Your goal: Return all entries word for word, but drop any images.

Begin

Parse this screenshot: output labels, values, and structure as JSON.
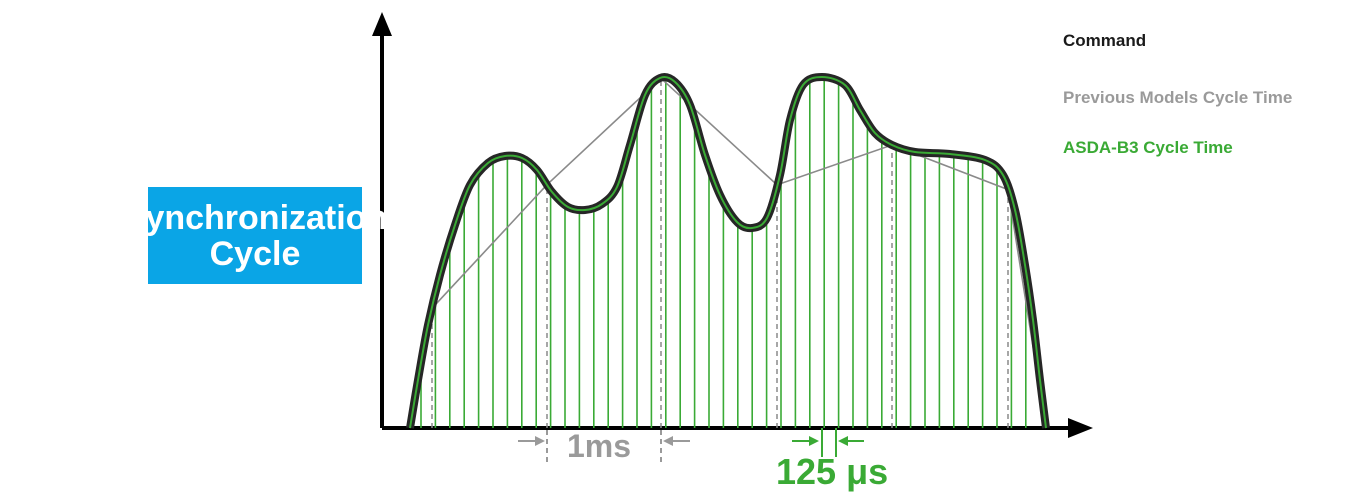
{
  "badge": {
    "line1": "Synchronization",
    "line2": "Cycle"
  },
  "legend": {
    "command": "Command",
    "previous": "Previous Models Cycle Time",
    "b3": "ASDA-B3 Cycle Time"
  },
  "intervals": {
    "previous_label": "1ms",
    "b3_label": "125 μs"
  },
  "colors": {
    "badge": "#0aa5e6",
    "command": "#2b2b2b",
    "previous": "#9a9a9a",
    "b3": "#3aaa35"
  }
}
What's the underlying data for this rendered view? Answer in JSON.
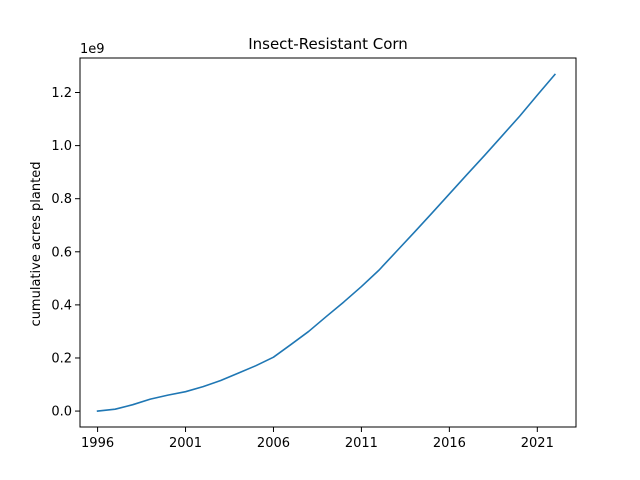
{
  "chart_data": {
    "type": "line",
    "title": "Insect-Resistant Corn",
    "xlabel": "",
    "ylabel": "cumulative acres planted",
    "y_multiplier_label": "1e9",
    "xlim": [
      1995.0,
      2023.2
    ],
    "ylim": [
      -0.06,
      1.33
    ],
    "x_ticks": [
      1996,
      2001,
      2006,
      2011,
      2016,
      2021
    ],
    "y_ticks": [
      0.0,
      0.2,
      0.4,
      0.6,
      0.8,
      1.0,
      1.2
    ],
    "y_tick_labels": [
      "0.0",
      "0.2",
      "0.4",
      "0.6",
      "0.8",
      "1.0",
      "1.2"
    ],
    "grid": false,
    "series": [
      {
        "color": "#1f77b4",
        "x": [
          1996,
          1997,
          1998,
          1999,
          2000,
          2001,
          2002,
          2003,
          2004,
          2005,
          2006,
          2007,
          2008,
          2009,
          2010,
          2011,
          2012,
          2013,
          2014,
          2015,
          2016,
          2017,
          2018,
          2019,
          2020,
          2021,
          2022
        ],
        "y": [
          0.0,
          0.007,
          0.024,
          0.045,
          0.06,
          0.073,
          0.092,
          0.115,
          0.143,
          0.171,
          0.203,
          0.251,
          0.3,
          0.356,
          0.411,
          0.469,
          0.531,
          0.602,
          0.673,
          0.745,
          0.818,
          0.891,
          0.963,
          1.037,
          1.111,
          1.19,
          1.268
        ]
      }
    ]
  }
}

End

Solution for this task:
Parse this screenshot: output labels, values, and structure as JSON.
{
  "badge": {
    "line1": "Synchronization",
    "line2": "Cycle"
  },
  "legend": {
    "command": "Command",
    "previous": "Previous Models Cycle Time",
    "b3": "ASDA-B3 Cycle Time"
  },
  "intervals": {
    "previous_label": "1ms",
    "b3_label": "125 μs"
  },
  "colors": {
    "badge": "#0aa5e6",
    "command": "#2b2b2b",
    "previous": "#9a9a9a",
    "b3": "#3aaa35"
  }
}
What's the underlying data for this rendered view? Answer in JSON.
{
  "chart_data": {
    "type": "line",
    "title": "Insect-Resistant Corn",
    "xlabel": "",
    "ylabel": "cumulative acres planted",
    "y_multiplier_label": "1e9",
    "xlim": [
      1995.0,
      2023.2
    ],
    "ylim": [
      -0.06,
      1.33
    ],
    "x_ticks": [
      1996,
      2001,
      2006,
      2011,
      2016,
      2021
    ],
    "y_ticks": [
      0.0,
      0.2,
      0.4,
      0.6,
      0.8,
      1.0,
      1.2
    ],
    "y_tick_labels": [
      "0.0",
      "0.2",
      "0.4",
      "0.6",
      "0.8",
      "1.0",
      "1.2"
    ],
    "grid": false,
    "series": [
      {
        "color": "#1f77b4",
        "x": [
          1996,
          1997,
          1998,
          1999,
          2000,
          2001,
          2002,
          2003,
          2004,
          2005,
          2006,
          2007,
          2008,
          2009,
          2010,
          2011,
          2012,
          2013,
          2014,
          2015,
          2016,
          2017,
          2018,
          2019,
          2020,
          2021,
          2022
        ],
        "y": [
          0.0,
          0.007,
          0.024,
          0.045,
          0.06,
          0.073,
          0.092,
          0.115,
          0.143,
          0.171,
          0.203,
          0.251,
          0.3,
          0.356,
          0.411,
          0.469,
          0.531,
          0.602,
          0.673,
          0.745,
          0.818,
          0.891,
          0.963,
          1.037,
          1.111,
          1.19,
          1.268
        ]
      }
    ]
  }
}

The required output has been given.